■ Directions for this task ■
Produce a word-for-word copy of the listing below without its pictures.

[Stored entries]

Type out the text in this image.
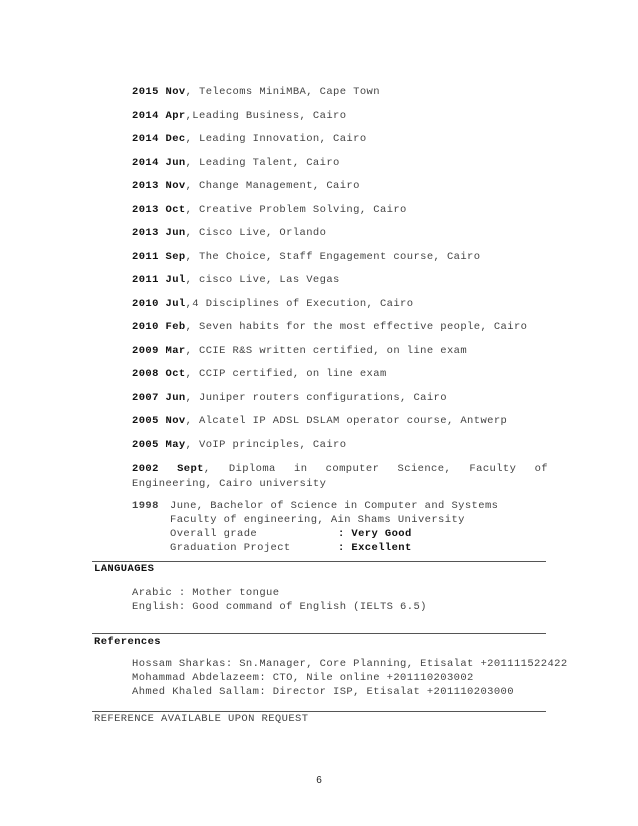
2015 Nov, Telecoms MiniMBA, Cape Town
2014 Apr,Leading Business, Cairo
2014 Dec, Leading Innovation, Cairo
2014 Jun, Leading Talent, Cairo
2013 Nov, Change Management, Cairo
2013 Oct, Creative Problem Solving, Cairo
2013 Jun, Cisco Live, Orlando
2011 Sep, The Choice, Staff Engagement course, Cairo
2011 Jul, cisco Live, Las Vegas
2010 Jul,4 Disciplines of Execution, Cairo
2010 Feb, Seven habits for the most effective people, Cairo
2009 Mar, CCIE R&S written certified, on line exam
2008 Oct, CCIP certified, on line exam
2007 Jun, Juniper routers configurations, Cairo
2005 Nov, Alcatel IP ADSL DSLAM operator course, Antwerp
2005 May, VoIP principles, Cairo
2002 Sept, Diploma in computer Science, Faculty of Engineering, Cairo university
1998 June, Bachelor of Science in Computer and Systems
Faculty of engineering, Ain Shams University
Overall grade	: Very Good
Graduation Project	: Excellent
LANGUAGES
Arabic : Mother tongue
English: Good command of English (IELTS 6.5)
References
Hossam Sharkas: Sn.Manager, Core Planning, Etisalat +201111522422
Mohammad Abdelazeem: CTO, Nile online +201110203002
Ahmed Khaled Sallam: Director ISP, Etisalat +201110203000
REFERENCE AVAILABLE UPON REQUEST
6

■ Task answer ■
Type out the text in this image.
2015 Nov, Telecoms MiniMBA, Cape Town
2014 Apr,Leading Business, Cairo
2014 Dec, Leading Innovation, Cairo
2014 Jun, Leading Talent, Cairo
2013 Nov, Change Management, Cairo
2013 Oct, Creative Problem Solving, Cairo
2013 Jun, Cisco Live, Orlando
2011 Sep, The Choice, Staff Engagement course, Cairo
2011 Jul, cisco Live, Las Vegas
2010 Jul,4 Disciplines of Execution, Cairo
2010 Feb, Seven habits for the most effective people, Cairo
2009 Mar, CCIE R&S written certified, on line exam
2008 Oct, CCIP certified, on line exam
2007 Jun, Juniper routers configurations, Cairo
2005 Nov, Alcatel IP ADSL DSLAM operator course, Antwerp
2005 May, VoIP principles, Cairo
2002 Sept, Diploma in computer Science, Faculty of Engineering, Cairo university
1998 June, Bachelor of Science in Computer and Systems
Faculty of engineering, Ain Shams University
Overall grade	: Very Good
Graduation Project	: Excellent
LANGUAGES
Arabic : Mother tongue
English: Good command of English (IELTS 6.5)
References
Hossam Sharkas: Sn.Manager, Core Planning, Etisalat +201111522422
Mohammad Abdelazeem: CTO, Nile online +201110203002
Ahmed Khaled Sallam: Director ISP, Etisalat +201110203000
REFERENCE AVAILABLE UPON REQUEST
6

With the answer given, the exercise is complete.